* **WRITTEN EXERCISE**
Copy the lines holding the word "mark", all of them.

☆ ☆ ☆ ☆ ☆

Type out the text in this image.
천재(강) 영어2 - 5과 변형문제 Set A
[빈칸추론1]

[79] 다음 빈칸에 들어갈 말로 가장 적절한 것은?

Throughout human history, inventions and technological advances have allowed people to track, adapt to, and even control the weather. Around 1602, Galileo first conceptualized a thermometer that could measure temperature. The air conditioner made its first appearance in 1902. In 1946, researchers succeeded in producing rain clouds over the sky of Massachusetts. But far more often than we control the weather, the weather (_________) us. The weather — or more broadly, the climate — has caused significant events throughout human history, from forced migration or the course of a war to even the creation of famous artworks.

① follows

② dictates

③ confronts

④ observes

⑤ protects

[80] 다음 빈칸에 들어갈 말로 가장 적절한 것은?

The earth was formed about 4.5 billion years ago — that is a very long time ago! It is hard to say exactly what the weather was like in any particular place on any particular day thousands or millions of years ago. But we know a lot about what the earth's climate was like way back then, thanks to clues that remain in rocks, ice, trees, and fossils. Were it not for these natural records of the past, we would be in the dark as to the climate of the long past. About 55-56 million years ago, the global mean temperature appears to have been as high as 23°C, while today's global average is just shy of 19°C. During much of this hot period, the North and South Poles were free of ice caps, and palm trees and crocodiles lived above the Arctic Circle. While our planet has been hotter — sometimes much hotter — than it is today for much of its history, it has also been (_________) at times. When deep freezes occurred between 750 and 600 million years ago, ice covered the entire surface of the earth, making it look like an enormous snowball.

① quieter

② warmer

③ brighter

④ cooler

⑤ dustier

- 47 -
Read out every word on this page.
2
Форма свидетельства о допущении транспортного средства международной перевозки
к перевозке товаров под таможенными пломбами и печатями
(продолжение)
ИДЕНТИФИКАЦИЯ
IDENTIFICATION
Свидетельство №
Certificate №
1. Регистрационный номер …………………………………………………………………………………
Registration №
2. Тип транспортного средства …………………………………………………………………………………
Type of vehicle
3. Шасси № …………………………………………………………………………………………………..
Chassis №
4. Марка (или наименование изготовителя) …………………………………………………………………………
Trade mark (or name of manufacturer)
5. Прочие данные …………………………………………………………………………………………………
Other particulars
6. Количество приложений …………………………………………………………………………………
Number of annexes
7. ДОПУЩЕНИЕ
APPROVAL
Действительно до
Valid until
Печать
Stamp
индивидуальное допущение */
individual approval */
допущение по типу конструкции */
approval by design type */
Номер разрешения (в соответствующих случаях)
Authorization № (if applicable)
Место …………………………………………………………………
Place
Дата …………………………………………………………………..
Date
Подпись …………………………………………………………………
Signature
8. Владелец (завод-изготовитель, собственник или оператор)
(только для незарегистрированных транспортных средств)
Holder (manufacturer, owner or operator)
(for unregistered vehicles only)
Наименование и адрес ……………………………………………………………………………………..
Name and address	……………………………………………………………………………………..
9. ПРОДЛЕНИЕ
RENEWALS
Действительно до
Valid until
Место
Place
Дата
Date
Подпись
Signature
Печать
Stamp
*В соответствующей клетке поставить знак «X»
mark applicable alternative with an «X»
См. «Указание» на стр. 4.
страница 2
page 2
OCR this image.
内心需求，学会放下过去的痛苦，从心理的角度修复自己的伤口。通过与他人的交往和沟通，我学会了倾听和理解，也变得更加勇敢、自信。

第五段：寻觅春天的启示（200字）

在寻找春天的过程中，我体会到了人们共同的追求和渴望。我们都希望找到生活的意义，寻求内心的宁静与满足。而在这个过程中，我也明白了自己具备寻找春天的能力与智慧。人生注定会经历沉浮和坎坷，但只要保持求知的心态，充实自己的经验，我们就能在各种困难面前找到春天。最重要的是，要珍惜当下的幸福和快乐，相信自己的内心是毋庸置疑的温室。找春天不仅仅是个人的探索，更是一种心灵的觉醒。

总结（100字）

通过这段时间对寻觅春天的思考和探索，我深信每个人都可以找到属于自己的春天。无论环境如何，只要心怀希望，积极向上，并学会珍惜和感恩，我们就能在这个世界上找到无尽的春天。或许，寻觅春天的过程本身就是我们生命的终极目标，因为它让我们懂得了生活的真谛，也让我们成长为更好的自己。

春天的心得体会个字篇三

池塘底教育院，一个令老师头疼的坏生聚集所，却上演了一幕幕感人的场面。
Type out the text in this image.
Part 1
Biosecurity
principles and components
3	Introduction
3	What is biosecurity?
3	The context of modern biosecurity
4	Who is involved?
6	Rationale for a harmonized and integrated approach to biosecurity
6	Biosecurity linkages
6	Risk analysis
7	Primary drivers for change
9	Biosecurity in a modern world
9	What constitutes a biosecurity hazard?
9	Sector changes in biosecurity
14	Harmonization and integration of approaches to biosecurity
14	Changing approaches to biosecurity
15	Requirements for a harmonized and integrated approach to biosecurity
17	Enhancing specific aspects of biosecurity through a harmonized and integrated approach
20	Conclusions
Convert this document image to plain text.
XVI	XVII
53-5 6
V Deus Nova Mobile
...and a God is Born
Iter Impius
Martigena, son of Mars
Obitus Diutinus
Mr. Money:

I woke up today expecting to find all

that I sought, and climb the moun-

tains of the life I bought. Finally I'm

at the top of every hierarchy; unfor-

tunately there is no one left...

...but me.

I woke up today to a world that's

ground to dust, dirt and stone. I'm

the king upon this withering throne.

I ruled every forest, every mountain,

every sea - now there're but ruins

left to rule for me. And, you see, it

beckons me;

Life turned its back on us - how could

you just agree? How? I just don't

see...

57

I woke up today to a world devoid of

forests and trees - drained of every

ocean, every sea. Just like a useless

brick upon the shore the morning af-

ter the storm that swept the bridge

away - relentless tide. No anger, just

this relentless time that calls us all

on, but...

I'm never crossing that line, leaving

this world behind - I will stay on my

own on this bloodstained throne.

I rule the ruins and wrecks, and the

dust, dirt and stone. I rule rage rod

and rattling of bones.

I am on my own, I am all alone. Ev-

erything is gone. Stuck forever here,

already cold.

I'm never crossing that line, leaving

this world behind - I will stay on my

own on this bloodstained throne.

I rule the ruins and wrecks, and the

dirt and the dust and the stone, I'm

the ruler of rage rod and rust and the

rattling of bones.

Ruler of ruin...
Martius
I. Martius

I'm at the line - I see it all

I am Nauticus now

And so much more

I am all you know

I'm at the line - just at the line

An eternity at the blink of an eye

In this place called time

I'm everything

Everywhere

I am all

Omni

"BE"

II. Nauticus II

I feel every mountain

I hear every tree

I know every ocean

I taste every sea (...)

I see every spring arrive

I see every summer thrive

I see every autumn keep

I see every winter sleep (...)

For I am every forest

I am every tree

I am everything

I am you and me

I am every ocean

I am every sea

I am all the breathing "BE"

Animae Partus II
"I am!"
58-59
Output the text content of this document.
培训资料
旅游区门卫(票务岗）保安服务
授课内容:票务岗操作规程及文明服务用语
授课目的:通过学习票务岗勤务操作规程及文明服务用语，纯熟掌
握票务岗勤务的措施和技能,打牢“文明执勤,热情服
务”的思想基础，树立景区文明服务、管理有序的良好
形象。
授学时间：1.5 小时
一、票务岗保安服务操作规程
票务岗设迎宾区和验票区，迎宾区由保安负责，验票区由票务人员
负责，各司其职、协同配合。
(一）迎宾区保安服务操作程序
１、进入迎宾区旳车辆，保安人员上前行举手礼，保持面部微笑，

☆ ☆ ☆ ☆ ☆

* **EXERCISE SOLUTION**
Trade mark (or name of manufacturer)
mark applicable alternative with an «X»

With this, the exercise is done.